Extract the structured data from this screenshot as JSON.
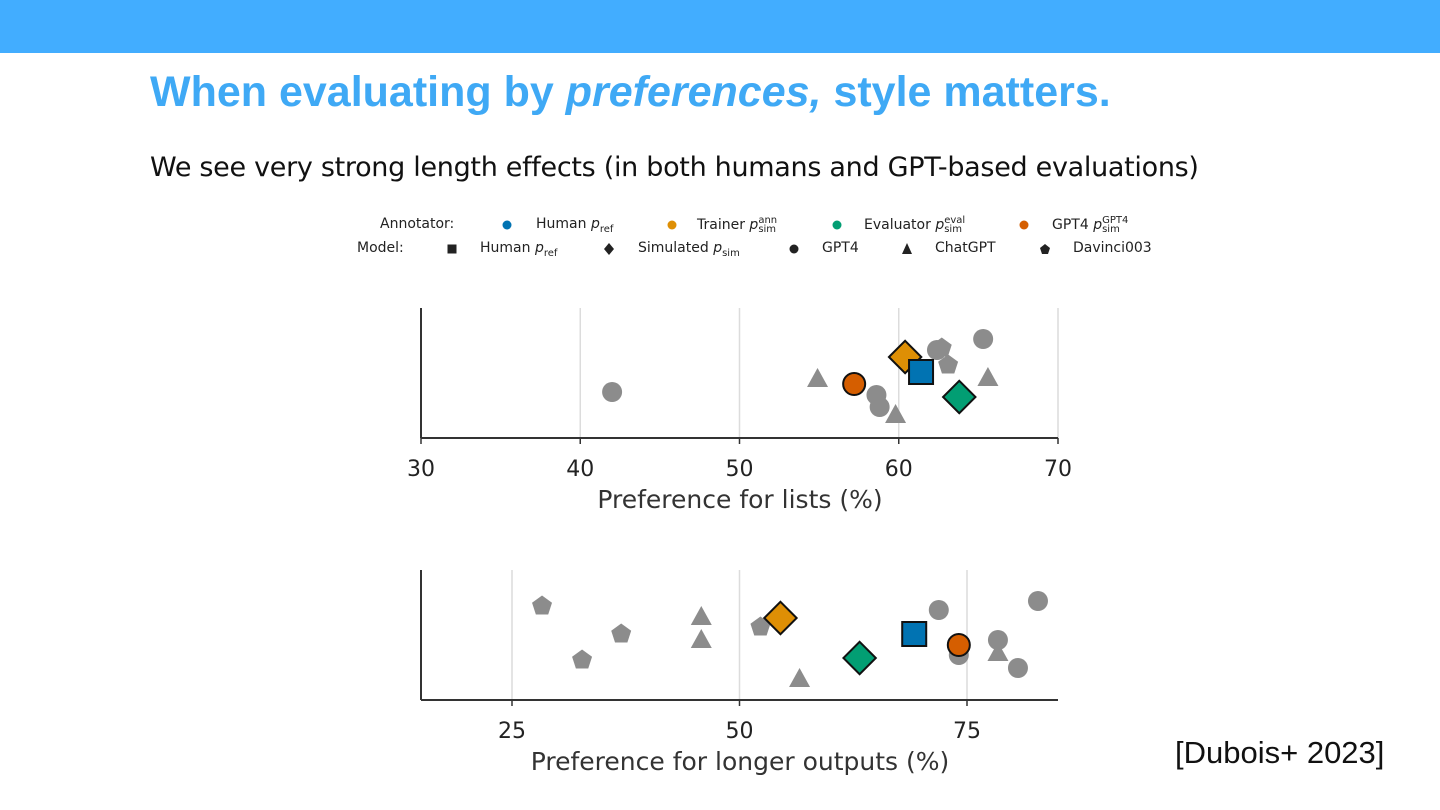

* * *

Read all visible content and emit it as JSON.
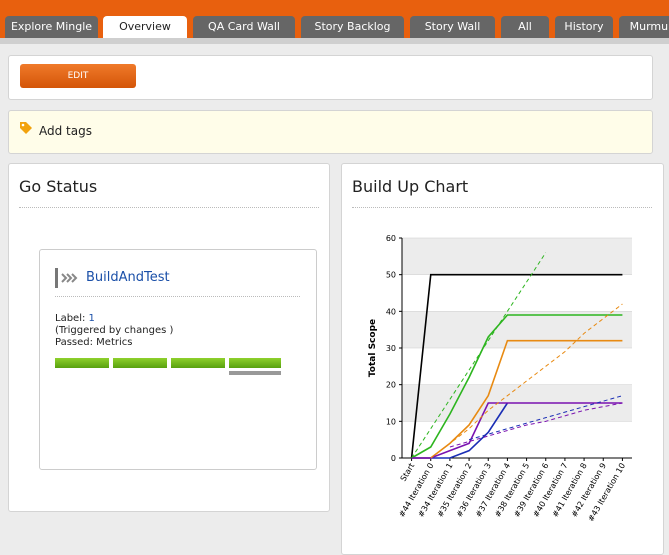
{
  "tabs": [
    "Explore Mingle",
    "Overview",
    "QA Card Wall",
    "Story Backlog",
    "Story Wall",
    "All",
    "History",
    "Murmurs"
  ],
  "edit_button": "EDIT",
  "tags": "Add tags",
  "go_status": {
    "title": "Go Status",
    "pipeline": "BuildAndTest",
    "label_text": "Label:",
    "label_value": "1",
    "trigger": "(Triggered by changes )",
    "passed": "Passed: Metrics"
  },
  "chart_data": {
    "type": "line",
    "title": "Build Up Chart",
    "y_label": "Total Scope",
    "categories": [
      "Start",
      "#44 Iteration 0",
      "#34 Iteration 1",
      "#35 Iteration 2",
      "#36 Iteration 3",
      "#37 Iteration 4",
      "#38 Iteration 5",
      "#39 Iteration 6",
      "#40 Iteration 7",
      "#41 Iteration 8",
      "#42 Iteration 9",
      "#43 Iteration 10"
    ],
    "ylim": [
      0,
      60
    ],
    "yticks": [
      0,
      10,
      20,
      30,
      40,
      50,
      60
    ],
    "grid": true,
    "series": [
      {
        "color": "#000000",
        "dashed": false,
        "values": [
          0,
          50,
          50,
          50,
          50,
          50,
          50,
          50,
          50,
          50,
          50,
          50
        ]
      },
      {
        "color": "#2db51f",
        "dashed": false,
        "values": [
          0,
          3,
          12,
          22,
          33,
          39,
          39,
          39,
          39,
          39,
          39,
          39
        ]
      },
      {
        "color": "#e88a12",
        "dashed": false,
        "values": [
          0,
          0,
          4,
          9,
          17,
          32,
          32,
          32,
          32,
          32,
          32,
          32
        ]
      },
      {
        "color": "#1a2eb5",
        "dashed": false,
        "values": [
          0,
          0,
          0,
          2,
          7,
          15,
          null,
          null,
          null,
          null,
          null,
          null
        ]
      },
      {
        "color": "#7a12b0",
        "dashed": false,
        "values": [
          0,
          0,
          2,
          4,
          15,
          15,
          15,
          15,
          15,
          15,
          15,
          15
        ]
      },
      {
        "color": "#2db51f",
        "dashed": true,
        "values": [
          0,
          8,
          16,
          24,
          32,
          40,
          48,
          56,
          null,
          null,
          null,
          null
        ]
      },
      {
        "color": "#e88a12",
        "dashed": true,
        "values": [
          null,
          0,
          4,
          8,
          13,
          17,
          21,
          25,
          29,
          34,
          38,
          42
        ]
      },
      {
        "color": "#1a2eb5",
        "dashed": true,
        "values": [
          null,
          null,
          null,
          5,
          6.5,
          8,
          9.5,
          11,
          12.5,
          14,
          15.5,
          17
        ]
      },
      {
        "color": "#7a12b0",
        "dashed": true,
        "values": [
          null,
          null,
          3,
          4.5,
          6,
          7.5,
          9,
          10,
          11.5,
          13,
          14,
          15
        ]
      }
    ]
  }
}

* * *

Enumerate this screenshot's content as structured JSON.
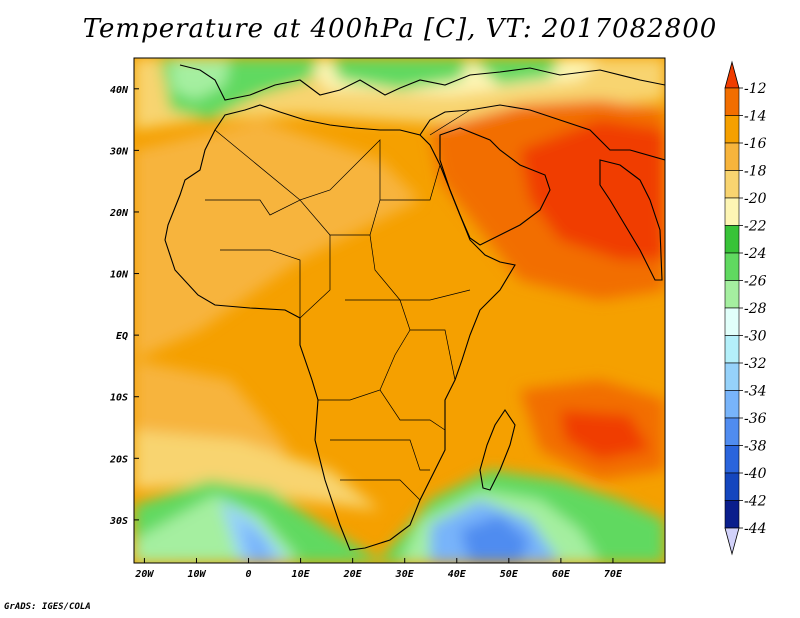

- What is being asked: Find the string "this" in the records, then copy each line where it occurs.

- Written response:
Extract the structured data from this screenshot as JSON.
Enumerate this screenshot's content as structured JSON.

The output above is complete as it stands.